### Required action
Look for the word "title" in the records, and copy each line where it appears.

── Material supplied

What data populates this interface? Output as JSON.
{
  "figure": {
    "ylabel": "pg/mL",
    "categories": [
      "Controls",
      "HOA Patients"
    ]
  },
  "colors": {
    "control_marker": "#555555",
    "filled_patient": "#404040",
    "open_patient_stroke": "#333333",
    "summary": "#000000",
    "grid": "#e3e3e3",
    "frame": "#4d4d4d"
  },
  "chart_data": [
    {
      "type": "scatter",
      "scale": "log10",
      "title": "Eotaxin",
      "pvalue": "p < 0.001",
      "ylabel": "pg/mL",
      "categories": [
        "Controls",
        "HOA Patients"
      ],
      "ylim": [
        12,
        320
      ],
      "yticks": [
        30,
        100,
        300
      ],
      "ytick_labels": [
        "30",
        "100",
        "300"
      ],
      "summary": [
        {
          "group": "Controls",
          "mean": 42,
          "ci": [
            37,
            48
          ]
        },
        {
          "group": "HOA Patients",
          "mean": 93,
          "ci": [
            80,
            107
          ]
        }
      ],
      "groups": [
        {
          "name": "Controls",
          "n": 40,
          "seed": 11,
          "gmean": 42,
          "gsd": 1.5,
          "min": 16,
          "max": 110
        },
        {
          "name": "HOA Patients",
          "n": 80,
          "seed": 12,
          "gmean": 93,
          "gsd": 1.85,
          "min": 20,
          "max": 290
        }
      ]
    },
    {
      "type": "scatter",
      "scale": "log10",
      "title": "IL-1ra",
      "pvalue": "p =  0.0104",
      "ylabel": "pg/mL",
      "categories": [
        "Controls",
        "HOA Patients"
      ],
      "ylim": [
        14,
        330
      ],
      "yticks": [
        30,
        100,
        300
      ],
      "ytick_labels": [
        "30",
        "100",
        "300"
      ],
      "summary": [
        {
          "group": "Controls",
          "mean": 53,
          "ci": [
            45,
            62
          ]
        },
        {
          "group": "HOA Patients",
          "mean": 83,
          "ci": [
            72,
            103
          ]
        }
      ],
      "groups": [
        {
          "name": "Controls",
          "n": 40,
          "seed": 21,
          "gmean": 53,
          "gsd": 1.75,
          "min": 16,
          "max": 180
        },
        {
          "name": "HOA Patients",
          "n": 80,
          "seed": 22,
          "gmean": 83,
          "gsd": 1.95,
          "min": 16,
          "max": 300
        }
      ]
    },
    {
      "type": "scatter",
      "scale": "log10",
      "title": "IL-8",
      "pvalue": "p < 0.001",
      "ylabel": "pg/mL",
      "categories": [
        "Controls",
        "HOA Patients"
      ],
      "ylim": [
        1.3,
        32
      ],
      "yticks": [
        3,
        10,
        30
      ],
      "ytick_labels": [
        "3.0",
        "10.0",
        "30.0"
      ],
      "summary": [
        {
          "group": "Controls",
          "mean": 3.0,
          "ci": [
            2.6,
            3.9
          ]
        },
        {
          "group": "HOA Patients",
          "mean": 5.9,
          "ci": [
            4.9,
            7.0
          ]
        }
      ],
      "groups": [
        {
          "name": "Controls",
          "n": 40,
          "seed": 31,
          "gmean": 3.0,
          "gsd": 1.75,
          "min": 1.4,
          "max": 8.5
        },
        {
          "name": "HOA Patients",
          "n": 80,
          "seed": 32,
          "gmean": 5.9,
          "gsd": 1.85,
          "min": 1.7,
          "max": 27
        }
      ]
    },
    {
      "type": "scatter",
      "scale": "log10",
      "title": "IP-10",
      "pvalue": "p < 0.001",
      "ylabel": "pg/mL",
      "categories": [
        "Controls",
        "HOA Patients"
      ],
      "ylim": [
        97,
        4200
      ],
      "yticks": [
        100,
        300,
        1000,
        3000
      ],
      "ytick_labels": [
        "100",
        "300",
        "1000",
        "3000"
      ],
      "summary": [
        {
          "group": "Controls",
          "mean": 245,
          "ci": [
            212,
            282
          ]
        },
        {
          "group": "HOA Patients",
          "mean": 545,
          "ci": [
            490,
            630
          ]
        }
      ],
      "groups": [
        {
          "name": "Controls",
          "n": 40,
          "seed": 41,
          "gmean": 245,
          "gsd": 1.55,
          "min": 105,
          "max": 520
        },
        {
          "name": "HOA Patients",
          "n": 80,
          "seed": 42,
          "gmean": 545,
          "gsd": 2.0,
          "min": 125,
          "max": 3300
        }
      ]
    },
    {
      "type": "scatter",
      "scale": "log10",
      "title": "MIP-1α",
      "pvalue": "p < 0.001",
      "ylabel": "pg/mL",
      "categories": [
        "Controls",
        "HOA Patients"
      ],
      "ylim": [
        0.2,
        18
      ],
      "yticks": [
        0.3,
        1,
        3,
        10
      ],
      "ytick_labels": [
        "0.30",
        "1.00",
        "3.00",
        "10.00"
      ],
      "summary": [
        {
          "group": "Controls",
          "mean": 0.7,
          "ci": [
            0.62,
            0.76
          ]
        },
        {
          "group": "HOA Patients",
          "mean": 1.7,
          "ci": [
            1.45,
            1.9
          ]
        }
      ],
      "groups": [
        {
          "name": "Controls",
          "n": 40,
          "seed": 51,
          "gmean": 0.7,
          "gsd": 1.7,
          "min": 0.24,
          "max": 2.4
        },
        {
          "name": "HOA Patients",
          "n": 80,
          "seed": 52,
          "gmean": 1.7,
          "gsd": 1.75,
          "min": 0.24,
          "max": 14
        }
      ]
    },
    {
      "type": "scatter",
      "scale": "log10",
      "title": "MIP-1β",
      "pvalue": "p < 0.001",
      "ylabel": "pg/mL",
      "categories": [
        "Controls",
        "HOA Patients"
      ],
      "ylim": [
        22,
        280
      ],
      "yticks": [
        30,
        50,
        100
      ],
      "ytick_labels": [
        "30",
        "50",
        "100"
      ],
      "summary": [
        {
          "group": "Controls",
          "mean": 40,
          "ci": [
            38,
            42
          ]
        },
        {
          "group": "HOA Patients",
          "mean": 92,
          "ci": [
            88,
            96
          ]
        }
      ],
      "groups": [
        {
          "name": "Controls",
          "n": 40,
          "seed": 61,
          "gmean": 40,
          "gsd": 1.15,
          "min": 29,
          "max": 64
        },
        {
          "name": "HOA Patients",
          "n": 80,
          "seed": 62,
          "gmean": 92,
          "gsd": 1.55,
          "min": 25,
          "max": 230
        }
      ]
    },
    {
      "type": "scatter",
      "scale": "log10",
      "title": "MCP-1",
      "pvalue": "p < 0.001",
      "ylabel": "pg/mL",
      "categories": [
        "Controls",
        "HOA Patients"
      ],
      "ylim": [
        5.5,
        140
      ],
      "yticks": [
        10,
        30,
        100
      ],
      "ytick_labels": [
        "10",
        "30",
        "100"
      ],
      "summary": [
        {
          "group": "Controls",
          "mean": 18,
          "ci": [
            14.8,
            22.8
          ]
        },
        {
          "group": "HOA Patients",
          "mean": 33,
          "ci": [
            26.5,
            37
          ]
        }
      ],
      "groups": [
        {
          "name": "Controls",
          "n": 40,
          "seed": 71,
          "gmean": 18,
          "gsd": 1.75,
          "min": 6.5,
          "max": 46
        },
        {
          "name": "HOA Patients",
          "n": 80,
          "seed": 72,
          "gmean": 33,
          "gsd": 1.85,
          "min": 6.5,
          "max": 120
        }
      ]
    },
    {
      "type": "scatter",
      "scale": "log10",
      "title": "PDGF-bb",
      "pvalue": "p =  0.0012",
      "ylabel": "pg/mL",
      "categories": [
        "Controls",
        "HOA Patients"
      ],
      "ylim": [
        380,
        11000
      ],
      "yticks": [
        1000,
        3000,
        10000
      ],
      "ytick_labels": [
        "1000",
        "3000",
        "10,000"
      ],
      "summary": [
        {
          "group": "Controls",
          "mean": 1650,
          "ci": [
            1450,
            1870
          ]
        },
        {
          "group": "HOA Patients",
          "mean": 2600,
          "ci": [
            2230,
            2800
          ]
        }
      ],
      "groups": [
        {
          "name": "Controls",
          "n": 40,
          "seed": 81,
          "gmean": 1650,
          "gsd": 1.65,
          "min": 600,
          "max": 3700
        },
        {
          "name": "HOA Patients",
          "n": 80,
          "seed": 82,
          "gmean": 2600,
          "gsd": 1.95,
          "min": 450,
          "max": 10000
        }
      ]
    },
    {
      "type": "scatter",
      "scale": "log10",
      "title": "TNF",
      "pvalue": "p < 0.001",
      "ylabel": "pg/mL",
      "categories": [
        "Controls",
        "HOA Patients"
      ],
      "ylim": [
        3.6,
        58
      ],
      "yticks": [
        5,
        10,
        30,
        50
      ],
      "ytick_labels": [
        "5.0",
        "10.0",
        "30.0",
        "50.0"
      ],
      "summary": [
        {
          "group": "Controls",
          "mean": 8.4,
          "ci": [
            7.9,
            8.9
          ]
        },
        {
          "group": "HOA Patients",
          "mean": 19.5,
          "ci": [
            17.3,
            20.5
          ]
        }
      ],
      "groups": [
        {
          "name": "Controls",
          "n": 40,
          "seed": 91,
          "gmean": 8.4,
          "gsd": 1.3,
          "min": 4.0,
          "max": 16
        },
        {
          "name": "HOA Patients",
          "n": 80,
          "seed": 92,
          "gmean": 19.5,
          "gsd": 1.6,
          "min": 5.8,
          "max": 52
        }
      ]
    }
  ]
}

────

### Exercise output
      "title": "Eotaxin",
      "title": "IL-1ra",
      "title": "IL-8",
      "title": "IP-10",
      "title": "MIP-1α",
      "title": "MIP-1β",
      "title": "MCP-1",
      "title": "PDGF-bb",
      "title": "TNF",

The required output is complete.